** Actions to take **
[a] In the SPECT/CT phantom validation article, how many projections did the SPECT acquisitions use?
[b] Rewrite the paragraph beginning "Compared to PET, SPECT suffers" from the SPECT/CT phantom validation article as a short bulleted list, keeping its main facts.

** Passage shown **
Computational and Mathematical Methods in Medicine

Computational and Mathematical Methods in Medicine / 2016 / Article

Research Article | Open Access

Volume 2016 |Article ID 4360371 |

Silvano Gnesin, Paulo Leite Ferreira, Jerome Malterre, Priscille Laub, John O. Prior, Francis R. Verdun, "Phantom Validation of Tc-99m Absolute Quantification in a SPECT/CT Commercial Device", Computational and Mathematical Methods in Medicine, vol. 2016, Article ID 4360371, 6 pages, 2016.

Phantom Validation of Tc-99m Absolute Quantification in a SPECT/CT Commercial Device

Academic Editor: Hiro Yoshida
Received30 Aug 2016
Revised07 Nov 2016
Accepted21 Nov 2016
Published14 Dec 2016


Aim. Similar to PET, absolute quantitative imaging is becoming available in commercial SPECT/CT devices. This study’s goal was to assess quantitative accuracy of activity recovery as a function of image reconstruction parameters and count statistics in a variety of phantoms. Materials and Methods. We performed quantitative -SPECT/CT acquisitions (Siemens Symbia Intevo, Erlangen, Germany) of a uniform cylindrical, NEMA/IEC, and an anthropomorphic abdominal phantom. Background activity concentrations tested ranged: 2–80 kBq/mL. SPECT acquisitions used 120 projections (20 s/projection). Reconstructions were performed with the proprietary iterative conjugate gradient algorithm. NEMA phantom reconstructions were obtained as a function of the iteration number (range: 4–48). Recovery coefficients, hot contrast, relative lung error (NEMA phantom), and image noise were assessed. Results. In all cases, absolute activity and activity concentration were measured within 10% of the expected value. Recovery coefficients and hot contrast in hot inserts did not vary appreciably with count statistics. RC converged at 16 iterations for insert size > 22 mm. Relative lung errors were comparable to PET levels indicating the efficient integration of attenuation and scatter corrections with adequate detector modeling. Conclusions. The tested device provided accurate activity recovery within 10% of correct values; these performances are comparable to current generation PET/CT systems.

1. Introduction

Positron emission tomography (PET) is currently considered the gold-standard modality for absolute quantification in emission tomography. In contrast, up to now, single photon emission computed tomography (SPECT) has been used mostly for qualitative and semiquantitative clinical investigations; by consequence the signal at the pixel level (in units of counts) is proportional to the number of measured events.

Compared to PET, SPECT suffers from inferior spatial resolution and sensitivity but enables metabolic studies with long half-life gamma emitter radioisotopes that are well-suited to match the underlying tracer metabolism and biodistribution of target processes over hours or days, in addition to its capability of simultaneous multi-isotope imaging [1].

Similar to PET, absolute quantitative imaging has recently become available in commercial SPECT/CT devices [2]. A list of potential uses of quantitative SPECT in a clinical setting has been described extensively in the publication by Bailey and Willowson [3].

One of the most important fields of application of quantitative SPECT imaging is internal dosimetry. In the recent past, internal dosimetry has been successfully accomplished with SPECT-only cameras [4]; however, the latest generation of hybrid SPECT/CT scanners offer significant computational advantages thanks to the implementation of attenuation, scatter, resolution recovery, and dead time corrections [5, 6]. The implementation of cross calibration procedures for specific radioisotope/collimator combinations can achieve absolute quantification in terms of Bq/cm3. Quantitative SPECT calibration can be achieved by performing appropriate phantom studies as reported by Zeintl et al. [7]. Such procedures should be repeated before each quantitative patient scan and it is not supported by the commercial device.

** Input data **

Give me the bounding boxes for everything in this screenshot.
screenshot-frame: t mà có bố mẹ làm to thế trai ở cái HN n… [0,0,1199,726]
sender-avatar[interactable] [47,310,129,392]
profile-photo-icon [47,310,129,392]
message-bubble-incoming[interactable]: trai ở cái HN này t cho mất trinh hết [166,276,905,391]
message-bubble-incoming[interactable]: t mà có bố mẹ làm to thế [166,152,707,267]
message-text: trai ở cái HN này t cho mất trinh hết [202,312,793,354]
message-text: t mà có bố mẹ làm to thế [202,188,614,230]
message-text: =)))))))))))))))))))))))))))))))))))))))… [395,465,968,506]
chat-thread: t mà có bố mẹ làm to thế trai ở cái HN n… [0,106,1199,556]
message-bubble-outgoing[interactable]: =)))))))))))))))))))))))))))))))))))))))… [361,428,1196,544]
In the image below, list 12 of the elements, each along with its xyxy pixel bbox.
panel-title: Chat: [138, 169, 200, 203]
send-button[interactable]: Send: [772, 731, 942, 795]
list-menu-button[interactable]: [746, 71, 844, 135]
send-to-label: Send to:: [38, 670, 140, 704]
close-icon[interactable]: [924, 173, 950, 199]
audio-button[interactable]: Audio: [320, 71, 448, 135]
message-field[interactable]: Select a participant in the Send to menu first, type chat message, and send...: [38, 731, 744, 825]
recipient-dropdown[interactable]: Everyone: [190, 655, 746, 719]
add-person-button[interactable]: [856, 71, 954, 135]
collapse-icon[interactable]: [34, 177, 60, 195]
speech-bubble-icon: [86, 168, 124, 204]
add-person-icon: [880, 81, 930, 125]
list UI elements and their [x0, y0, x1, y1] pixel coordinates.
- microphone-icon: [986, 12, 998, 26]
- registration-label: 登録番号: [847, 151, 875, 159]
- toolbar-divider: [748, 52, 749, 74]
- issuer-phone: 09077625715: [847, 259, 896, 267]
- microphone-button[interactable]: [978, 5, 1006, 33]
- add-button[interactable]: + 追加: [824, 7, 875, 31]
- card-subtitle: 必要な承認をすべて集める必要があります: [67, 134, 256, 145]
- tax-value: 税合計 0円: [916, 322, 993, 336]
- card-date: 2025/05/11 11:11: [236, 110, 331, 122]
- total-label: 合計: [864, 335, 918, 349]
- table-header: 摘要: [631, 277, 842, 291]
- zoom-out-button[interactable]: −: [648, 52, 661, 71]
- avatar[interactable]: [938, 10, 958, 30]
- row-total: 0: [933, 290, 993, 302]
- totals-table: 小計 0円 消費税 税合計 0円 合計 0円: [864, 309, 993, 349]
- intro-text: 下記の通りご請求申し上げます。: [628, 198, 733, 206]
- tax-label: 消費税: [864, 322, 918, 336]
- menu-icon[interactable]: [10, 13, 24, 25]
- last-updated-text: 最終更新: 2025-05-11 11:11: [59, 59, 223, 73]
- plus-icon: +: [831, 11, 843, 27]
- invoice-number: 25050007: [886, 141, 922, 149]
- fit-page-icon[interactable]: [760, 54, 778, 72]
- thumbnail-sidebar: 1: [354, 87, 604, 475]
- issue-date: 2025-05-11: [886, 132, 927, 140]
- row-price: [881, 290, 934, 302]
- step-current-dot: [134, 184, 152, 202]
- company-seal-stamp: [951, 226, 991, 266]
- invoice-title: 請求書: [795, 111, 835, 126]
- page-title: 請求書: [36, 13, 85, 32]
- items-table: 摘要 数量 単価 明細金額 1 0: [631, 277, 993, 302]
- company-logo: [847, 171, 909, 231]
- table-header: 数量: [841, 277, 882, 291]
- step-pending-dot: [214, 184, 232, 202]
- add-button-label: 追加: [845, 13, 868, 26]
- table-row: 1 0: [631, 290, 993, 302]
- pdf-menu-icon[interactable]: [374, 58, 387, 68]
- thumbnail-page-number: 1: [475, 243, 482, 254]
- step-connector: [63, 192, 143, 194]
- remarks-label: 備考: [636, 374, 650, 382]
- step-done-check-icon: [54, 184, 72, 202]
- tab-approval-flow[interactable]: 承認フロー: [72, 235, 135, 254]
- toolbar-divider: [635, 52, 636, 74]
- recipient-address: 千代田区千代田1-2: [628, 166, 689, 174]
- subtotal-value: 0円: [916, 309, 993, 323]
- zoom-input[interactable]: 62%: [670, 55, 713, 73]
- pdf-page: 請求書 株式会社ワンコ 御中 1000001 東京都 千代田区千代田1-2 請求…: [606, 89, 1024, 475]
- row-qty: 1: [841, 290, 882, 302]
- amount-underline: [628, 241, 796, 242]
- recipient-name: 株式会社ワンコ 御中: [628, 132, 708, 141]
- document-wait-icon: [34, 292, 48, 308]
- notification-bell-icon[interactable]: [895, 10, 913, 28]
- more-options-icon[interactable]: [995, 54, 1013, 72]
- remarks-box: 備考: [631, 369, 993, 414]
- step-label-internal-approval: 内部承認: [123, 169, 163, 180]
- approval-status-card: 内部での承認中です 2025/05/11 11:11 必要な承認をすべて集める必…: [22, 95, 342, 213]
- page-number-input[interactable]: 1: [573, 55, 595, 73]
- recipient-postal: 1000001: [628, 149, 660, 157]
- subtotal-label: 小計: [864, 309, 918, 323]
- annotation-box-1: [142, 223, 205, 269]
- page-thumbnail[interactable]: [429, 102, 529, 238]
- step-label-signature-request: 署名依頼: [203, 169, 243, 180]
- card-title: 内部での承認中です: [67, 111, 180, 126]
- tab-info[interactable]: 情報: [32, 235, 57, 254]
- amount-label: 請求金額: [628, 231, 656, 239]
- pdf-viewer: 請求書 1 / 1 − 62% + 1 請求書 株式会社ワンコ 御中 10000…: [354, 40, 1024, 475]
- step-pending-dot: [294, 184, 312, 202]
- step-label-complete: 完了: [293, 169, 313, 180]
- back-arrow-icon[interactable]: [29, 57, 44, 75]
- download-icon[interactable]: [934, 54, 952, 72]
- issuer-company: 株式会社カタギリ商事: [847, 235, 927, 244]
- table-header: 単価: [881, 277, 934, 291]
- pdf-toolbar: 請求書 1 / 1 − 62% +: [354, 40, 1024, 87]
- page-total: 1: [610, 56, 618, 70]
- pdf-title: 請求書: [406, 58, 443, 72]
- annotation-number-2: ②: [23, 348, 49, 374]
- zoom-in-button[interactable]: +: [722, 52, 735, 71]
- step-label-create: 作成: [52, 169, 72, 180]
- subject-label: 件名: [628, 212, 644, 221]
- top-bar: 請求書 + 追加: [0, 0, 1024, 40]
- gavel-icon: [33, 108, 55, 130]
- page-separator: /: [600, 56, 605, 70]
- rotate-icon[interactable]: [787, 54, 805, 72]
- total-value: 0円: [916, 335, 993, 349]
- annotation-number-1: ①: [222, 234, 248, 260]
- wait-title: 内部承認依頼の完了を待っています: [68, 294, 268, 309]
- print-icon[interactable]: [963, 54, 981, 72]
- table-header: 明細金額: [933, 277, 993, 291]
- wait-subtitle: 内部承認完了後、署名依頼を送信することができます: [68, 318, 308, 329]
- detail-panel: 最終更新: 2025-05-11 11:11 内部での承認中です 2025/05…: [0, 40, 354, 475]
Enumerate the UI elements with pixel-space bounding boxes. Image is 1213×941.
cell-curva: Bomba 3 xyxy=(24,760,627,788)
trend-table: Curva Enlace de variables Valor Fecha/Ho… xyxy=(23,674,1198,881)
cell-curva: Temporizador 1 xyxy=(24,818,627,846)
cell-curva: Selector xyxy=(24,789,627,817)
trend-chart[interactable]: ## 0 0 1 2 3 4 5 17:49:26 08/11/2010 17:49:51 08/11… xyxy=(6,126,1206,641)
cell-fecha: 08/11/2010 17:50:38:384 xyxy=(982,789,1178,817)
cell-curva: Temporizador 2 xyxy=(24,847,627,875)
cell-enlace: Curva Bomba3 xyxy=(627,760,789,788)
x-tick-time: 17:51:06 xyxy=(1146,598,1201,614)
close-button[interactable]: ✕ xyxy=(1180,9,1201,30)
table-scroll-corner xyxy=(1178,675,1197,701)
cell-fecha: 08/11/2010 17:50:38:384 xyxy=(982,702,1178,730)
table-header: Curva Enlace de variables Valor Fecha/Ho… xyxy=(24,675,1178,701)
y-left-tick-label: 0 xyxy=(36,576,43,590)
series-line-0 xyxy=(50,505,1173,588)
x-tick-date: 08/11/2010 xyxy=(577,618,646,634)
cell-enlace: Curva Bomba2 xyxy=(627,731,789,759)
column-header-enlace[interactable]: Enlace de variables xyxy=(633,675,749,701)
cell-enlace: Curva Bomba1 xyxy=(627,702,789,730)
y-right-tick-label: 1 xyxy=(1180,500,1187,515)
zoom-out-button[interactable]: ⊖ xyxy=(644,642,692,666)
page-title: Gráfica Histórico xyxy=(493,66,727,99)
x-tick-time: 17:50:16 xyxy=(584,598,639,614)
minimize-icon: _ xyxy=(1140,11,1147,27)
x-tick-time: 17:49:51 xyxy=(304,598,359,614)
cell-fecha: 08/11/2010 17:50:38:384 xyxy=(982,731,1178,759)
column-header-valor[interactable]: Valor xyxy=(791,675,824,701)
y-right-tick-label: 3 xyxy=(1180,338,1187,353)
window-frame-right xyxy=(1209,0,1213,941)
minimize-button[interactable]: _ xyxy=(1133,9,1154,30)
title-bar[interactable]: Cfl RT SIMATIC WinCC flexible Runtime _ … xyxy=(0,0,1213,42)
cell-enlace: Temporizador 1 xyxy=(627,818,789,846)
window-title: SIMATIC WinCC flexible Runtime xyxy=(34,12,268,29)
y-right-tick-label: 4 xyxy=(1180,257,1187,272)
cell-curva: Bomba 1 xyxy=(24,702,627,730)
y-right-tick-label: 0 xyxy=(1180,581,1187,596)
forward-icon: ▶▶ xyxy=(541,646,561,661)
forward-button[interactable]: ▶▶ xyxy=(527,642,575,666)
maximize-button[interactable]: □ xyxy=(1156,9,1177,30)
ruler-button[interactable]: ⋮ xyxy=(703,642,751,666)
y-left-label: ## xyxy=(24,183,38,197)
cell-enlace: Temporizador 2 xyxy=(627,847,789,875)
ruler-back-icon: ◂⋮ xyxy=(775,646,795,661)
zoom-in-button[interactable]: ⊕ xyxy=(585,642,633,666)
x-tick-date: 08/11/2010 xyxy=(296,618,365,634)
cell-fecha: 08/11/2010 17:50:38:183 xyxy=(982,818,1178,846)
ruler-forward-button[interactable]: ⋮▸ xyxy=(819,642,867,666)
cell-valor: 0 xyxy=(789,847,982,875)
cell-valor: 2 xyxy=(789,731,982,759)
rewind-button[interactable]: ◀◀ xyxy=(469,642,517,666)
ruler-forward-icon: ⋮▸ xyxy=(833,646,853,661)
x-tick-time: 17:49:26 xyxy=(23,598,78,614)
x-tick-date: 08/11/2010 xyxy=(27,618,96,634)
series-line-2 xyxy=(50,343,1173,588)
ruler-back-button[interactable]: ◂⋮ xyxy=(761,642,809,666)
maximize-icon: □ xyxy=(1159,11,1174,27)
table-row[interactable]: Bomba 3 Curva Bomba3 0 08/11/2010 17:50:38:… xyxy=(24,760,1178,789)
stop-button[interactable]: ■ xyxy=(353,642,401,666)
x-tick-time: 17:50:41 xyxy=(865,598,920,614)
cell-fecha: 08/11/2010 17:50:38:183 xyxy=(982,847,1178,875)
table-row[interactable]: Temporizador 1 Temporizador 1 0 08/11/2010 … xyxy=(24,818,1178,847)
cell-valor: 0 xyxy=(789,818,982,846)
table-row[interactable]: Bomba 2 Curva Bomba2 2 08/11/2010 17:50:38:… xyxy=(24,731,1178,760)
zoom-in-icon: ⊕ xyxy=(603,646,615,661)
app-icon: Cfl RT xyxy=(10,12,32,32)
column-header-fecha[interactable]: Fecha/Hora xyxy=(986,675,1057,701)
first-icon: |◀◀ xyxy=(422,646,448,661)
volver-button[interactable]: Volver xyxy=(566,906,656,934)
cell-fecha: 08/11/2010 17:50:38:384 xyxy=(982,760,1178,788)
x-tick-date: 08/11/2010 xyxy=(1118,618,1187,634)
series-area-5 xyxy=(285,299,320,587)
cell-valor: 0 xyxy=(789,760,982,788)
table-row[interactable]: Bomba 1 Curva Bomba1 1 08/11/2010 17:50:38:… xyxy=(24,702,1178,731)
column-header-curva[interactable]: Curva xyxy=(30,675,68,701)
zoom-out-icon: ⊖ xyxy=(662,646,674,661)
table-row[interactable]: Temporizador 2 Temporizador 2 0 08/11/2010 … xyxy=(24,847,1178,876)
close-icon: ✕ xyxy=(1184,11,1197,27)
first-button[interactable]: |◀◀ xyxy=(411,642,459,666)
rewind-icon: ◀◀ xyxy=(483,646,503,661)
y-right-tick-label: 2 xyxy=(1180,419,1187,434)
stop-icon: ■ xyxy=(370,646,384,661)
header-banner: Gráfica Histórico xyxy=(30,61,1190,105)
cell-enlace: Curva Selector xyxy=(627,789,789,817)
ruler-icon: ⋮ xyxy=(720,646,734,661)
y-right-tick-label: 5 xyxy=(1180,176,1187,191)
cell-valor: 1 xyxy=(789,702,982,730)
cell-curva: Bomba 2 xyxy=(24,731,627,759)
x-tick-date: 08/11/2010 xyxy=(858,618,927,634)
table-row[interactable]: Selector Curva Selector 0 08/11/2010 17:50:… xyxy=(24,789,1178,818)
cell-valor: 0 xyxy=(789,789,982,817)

** Completed exercise **
[a] 120 projections.

[b]
- SPECT has inferior spatial resolution and sensitivity compared to PET.
- It enables metabolic studies with long half-life gamma emitter radioisotopes suited to match tracer metabolism and the biodistribution of target processes over hours or days.
- It can perform simultaneous multi-isotope imaging.